[Dataset items]

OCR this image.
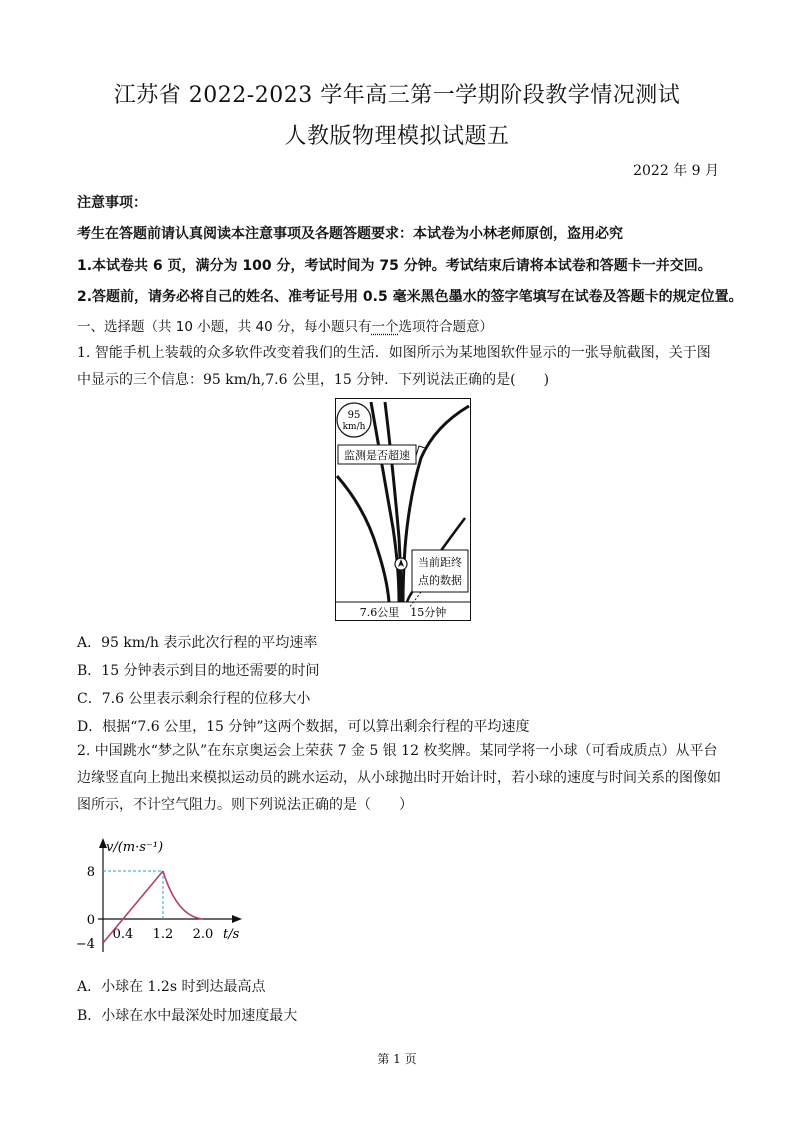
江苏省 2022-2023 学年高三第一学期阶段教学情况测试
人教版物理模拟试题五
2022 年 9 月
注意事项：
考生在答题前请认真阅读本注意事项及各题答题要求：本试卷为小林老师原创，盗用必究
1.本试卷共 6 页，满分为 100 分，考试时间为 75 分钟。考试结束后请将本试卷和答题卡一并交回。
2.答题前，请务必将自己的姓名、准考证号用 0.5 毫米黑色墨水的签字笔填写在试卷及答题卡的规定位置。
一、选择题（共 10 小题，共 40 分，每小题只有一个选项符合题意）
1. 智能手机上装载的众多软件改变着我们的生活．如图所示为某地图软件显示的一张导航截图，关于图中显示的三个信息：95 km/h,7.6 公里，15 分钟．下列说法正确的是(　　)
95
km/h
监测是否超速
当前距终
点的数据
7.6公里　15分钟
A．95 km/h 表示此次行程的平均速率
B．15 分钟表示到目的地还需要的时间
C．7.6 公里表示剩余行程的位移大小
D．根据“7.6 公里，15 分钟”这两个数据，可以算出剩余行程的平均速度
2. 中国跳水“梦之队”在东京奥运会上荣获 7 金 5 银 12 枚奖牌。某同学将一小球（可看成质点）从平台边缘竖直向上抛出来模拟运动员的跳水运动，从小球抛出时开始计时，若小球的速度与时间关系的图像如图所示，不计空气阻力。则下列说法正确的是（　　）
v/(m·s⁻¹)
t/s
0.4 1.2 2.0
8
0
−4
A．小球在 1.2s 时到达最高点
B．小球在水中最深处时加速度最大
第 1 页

...

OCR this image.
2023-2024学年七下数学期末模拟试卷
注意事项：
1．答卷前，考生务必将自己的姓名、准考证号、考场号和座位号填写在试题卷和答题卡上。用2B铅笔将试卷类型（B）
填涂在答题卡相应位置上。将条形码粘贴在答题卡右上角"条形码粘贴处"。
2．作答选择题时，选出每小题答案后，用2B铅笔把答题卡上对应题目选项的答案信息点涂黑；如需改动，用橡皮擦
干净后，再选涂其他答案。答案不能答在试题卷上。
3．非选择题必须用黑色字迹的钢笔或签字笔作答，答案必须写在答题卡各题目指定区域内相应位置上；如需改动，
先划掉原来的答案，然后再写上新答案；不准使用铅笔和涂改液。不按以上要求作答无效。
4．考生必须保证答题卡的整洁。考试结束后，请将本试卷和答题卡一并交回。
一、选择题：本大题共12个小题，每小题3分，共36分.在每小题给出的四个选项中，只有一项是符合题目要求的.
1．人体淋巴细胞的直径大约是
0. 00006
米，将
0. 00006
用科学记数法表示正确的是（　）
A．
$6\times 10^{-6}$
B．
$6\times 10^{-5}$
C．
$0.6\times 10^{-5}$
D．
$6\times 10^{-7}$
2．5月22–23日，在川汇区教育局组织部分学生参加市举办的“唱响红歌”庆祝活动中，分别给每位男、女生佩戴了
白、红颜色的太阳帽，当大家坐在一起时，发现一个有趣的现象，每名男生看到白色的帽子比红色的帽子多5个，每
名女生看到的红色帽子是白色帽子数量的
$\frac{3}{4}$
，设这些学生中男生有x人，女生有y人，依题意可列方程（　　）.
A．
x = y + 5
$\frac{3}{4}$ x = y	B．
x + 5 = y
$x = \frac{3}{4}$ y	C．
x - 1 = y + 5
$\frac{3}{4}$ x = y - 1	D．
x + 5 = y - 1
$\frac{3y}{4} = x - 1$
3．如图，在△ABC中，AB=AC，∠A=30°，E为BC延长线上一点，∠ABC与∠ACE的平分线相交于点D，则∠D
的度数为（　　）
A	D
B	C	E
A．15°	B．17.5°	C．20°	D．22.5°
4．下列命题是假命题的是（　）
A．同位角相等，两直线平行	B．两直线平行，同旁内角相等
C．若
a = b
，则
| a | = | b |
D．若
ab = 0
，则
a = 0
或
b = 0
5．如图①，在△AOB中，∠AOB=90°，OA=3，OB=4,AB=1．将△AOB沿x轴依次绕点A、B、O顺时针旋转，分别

◆ PROBLEM REQUIREMENTS: Using the entries above, find all lines with "如需改动". Copy them.

◆ PROBLEM SOLUTION:
2．作答选择题时，选出每小题答案后，用2B铅笔把答题卡上对应题目选项的答案信息点涂黑；如需改动，用橡皮擦
3．非选择题必须用黑色字迹的钢笔或签字笔作答，答案必须写在答题卡各题目指定区域内相应位置上；如需改动，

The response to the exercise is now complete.